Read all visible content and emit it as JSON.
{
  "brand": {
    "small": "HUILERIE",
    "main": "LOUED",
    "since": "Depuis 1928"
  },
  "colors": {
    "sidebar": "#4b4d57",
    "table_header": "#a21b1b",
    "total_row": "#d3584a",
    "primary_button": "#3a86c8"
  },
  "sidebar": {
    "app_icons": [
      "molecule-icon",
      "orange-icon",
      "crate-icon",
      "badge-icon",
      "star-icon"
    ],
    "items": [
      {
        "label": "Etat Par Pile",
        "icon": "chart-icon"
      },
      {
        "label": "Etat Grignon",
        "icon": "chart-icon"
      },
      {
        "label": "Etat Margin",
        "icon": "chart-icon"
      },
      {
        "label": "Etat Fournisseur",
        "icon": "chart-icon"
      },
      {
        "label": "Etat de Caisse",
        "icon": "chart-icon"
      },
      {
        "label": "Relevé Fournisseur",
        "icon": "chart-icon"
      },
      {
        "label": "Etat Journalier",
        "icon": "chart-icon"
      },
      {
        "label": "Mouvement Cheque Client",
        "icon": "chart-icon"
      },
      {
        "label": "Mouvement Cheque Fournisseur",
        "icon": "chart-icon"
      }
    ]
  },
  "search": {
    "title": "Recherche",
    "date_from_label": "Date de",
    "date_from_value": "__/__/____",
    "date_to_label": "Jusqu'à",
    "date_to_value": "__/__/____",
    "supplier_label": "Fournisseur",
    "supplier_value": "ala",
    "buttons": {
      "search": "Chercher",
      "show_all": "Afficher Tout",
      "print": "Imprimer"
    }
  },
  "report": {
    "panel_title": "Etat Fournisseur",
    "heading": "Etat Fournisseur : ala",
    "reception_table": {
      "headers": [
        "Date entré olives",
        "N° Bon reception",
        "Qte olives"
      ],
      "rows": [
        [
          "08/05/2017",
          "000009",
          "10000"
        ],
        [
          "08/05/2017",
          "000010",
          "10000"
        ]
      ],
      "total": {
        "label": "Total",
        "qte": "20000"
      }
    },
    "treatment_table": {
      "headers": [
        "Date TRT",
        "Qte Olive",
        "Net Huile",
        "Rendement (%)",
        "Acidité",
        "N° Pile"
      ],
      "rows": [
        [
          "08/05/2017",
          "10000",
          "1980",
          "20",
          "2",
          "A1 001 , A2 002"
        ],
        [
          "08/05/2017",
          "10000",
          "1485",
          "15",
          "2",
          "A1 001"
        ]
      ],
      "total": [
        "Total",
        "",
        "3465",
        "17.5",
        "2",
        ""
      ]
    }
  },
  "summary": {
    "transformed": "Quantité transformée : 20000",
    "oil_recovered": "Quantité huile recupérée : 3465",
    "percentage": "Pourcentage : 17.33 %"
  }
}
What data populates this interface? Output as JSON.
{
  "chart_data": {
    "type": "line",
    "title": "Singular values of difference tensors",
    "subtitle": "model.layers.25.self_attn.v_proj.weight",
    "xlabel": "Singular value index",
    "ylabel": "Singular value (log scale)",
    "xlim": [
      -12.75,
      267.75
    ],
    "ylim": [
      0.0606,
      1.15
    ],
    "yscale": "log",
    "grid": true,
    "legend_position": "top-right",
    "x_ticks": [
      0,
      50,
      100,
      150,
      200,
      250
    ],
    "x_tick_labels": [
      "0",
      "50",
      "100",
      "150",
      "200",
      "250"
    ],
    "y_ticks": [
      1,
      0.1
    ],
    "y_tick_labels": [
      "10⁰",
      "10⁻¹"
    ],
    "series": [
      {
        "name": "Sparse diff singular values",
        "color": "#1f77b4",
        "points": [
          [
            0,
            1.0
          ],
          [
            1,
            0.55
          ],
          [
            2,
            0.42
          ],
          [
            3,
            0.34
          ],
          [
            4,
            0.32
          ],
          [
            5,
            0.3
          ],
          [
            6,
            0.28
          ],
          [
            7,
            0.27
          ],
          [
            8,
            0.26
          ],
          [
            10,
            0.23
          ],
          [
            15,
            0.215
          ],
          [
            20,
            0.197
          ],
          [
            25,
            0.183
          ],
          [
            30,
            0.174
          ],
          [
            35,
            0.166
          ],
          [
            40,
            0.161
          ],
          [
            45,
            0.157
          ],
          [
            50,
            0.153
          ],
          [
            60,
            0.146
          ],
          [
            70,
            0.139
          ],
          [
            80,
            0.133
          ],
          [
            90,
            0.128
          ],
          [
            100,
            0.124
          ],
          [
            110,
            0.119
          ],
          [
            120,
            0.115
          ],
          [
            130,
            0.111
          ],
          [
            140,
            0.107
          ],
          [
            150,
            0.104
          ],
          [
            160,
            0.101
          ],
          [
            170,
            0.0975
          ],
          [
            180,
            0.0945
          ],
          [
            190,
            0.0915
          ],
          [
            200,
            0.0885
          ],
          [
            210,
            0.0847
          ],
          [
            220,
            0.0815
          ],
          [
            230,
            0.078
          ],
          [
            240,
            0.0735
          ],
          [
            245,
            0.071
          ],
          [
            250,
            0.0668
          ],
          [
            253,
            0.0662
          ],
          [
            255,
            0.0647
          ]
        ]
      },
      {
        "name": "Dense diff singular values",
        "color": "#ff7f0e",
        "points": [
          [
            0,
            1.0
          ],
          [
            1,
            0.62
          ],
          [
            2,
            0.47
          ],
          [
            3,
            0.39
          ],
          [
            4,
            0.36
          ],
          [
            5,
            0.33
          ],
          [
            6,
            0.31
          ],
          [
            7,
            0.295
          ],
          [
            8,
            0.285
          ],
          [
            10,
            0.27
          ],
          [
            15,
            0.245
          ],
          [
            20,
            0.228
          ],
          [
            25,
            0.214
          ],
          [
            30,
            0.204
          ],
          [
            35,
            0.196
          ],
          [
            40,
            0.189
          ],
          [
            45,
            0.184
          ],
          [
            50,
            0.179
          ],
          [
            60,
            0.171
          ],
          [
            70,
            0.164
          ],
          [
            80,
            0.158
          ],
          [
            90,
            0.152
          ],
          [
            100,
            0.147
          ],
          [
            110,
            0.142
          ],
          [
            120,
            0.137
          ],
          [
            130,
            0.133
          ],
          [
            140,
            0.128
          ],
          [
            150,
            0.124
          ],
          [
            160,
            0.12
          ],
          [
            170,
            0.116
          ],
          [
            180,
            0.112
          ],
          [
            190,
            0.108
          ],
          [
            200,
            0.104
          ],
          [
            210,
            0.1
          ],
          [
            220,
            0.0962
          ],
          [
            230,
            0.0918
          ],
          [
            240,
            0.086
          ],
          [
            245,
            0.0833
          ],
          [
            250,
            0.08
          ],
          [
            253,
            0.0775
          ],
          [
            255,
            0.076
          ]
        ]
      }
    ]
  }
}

-- -- --

What the task requires
Return the entries above exactly, each one complete.

Answer for this exercise
Read all visible content and emit it as JSON.
{
  "brand": {
    "small": "HUILERIE",
    "main": "LOUED",
    "since": "Depuis 1928"
  },
  "colors": {
    "sidebar": "#4b4d57",
    "table_header": "#a21b1b",
    "total_row": "#d3584a",
    "primary_button": "#3a86c8"
  },
  "sidebar": {
    "app_icons": [
      "molecule-icon",
      "orange-icon",
      "crate-icon",
      "badge-icon",
      "star-icon"
    ],
    "items": [
      {
        "label": "Etat Par Pile",
        "icon": "chart-icon"
      },
      {
        "label": "Etat Grignon",
        "icon": "chart-icon"
      },
      {
        "label": "Etat Margin",
        "icon": "chart-icon"
      },
      {
        "label": "Etat Fournisseur",
        "icon": "chart-icon"
      },
      {
        "label": "Etat de Caisse",
        "icon": "chart-icon"
      },
      {
        "label": "Relevé Fournisseur",
        "icon": "chart-icon"
      },
      {
        "label": "Etat Journalier",
        "icon": "chart-icon"
      },
      {
        "label": "Mouvement Cheque Client",
        "icon": "chart-icon"
      },
      {
        "label": "Mouvement Cheque Fournisseur",
        "icon": "chart-icon"
      }
    ]
  },
  "search": {
    "title": "Recherche",
    "date_from_label": "Date de",
    "date_from_value": "__/__/____",
    "date_to_label": "Jusqu'à",
    "date_to_value": "__/__/____",
    "supplier_label": "Fournisseur",
    "supplier_value": "ala",
    "buttons": {
      "search": "Chercher",
      "show_all": "Afficher Tout",
      "print": "Imprimer"
    }
  },
  "report": {
    "panel_title": "Etat Fournisseur",
    "heading": "Etat Fournisseur : ala",
    "reception_table": {
      "headers": [
        "Date entré olives",
        "N° Bon reception",
        "Qte olives"
      ],
      "rows": [
        [
          "08/05/2017",
          "000009",
          "10000"
        ],
        [
          "08/05/2017",
          "000010",
          "10000"
        ]
      ],
      "total": {
        "label": "Total",
        "qte": "20000"
      }
    },
    "treatment_table": {
      "headers": [
        "Date TRT",
        "Qte Olive",
        "Net Huile",
        "Rendement (%)",
        "Acidité",
        "N° Pile"
      ],
      "rows": [
        [
          "08/05/2017",
          "10000",
          "1980",
          "20",
          "2",
          "A1 001 , A2 002"
        ],
        [
          "08/05/2017",
          "10000",
          "1485",
          "15",
          "2",
          "A1 001"
        ]
      ],
      "total": [
        "Total",
        "",
        "3465",
        "17.5",
        "2",
        ""
      ]
    }
  },
  "summary": {
    "transformed": "Quantité transformée : 20000",
    "oil_recovered": "Quantité huile recupérée : 3465",
    "percentage": "Pourcentage : 17.33 %"
  }
}
What data populates this interface? Output as JSON.
{
  "chart_data": {
    "type": "line",
    "title": "Singular values of difference tensors",
    "subtitle": "model.layers.25.self_attn.v_proj.weight",
    "xlabel": "Singular value index",
    "ylabel": "Singular value (log scale)",
    "xlim": [
      -12.75,
      267.75
    ],
    "ylim": [
      0.0606,
      1.15
    ],
    "yscale": "log",
    "grid": true,
    "legend_position": "top-right",
    "x_ticks": [
      0,
      50,
      100,
      150,
      200,
      250
    ],
    "x_tick_labels": [
      "0",
      "50",
      "100",
      "150",
      "200",
      "250"
    ],
    "y_ticks": [
      1,
      0.1
    ],
    "y_tick_labels": [
      "10⁰",
      "10⁻¹"
    ],
    "series": [
      {
        "name": "Sparse diff singular values",
        "color": "#1f77b4",
        "points": [
          [
            0,
            1.0
          ],
          [
            1,
            0.55
          ],
          [
            2,
            0.42
          ],
          [
            3,
            0.34
          ],
          [
            4,
            0.32
          ],
          [
            5,
            0.3
          ],
          [
            6,
            0.28
          ],
          [
            7,
            0.27
          ],
          [
            8,
            0.26
          ],
          [
            10,
            0.23
          ],
          [
            15,
            0.215
          ],
          [
            20,
            0.197
          ],
          [
            25,
            0.183
          ],
          [
            30,
            0.174
          ],
          [
            35,
            0.166
          ],
          [
            40,
            0.161
          ],
          [
            45,
            0.157
          ],
          [
            50,
            0.153
          ],
          [
            60,
            0.146
          ],
          [
            70,
            0.139
          ],
          [
            80,
            0.133
          ],
          [
            90,
            0.128
          ],
          [
            100,
            0.124
          ],
          [
            110,
            0.119
          ],
          [
            120,
            0.115
          ],
          [
            130,
            0.111
          ],
          [
            140,
            0.107
          ],
          [
            150,
            0.104
          ],
          [
            160,
            0.101
          ],
          [
            170,
            0.0975
          ],
          [
            180,
            0.0945
          ],
          [
            190,
            0.0915
          ],
          [
            200,
            0.0885
          ],
          [
            210,
            0.0847
          ],
          [
            220,
            0.0815
          ],
          [
            230,
            0.078
          ],
          [
            240,
            0.0735
          ],
          [
            245,
            0.071
          ],
          [
            250,
            0.0668
          ],
          [
            253,
            0.0662
          ],
          [
            255,
            0.0647
          ]
        ]
      },
      {
        "name": "Dense diff singular values",
        "color": "#ff7f0e",
        "points": [
          [
            0,
            1.0
          ],
          [
            1,
            0.62
          ],
          [
            2,
            0.47
          ],
          [
            3,
            0.39
          ],
          [
            4,
            0.36
          ],
          [
            5,
            0.33
          ],
          [
            6,
            0.31
          ],
          [
            7,
            0.295
          ],
          [
            8,
            0.285
          ],
          [
            10,
            0.27
          ],
          [
            15,
            0.245
          ],
          [
            20,
            0.228
          ],
          [
            25,
            0.214
          ],
          [
            30,
            0.204
          ],
          [
            35,
            0.196
          ],
          [
            40,
            0.189
          ],
          [
            45,
            0.184
          ],
          [
            50,
            0.179
          ],
          [
            60,
            0.171
          ],
          [
            70,
            0.164
          ],
          [
            80,
            0.158
          ],
          [
            90,
            0.152
          ],
          [
            100,
            0.147
          ],
          [
            110,
            0.142
          ],
          [
            120,
            0.137
          ],
          [
            130,
            0.133
          ],
          [
            140,
            0.128
          ],
          [
            150,
            0.124
          ],
          [
            160,
            0.12
          ],
          [
            170,
            0.116
          ],
          [
            180,
            0.112
          ],
          [
            190,
            0.108
          ],
          [
            200,
            0.104
          ],
          [
            210,
            0.1
          ],
          [
            220,
            0.0962
          ],
          [
            230,
            0.0918
          ],
          [
            240,
            0.086
          ],
          [
            245,
            0.0833
          ],
          [
            250,
            0.08
          ],
          [
            253,
            0.0775
          ],
          [
            255,
            0.076
          ]
        ]
      }
    ]
  }
}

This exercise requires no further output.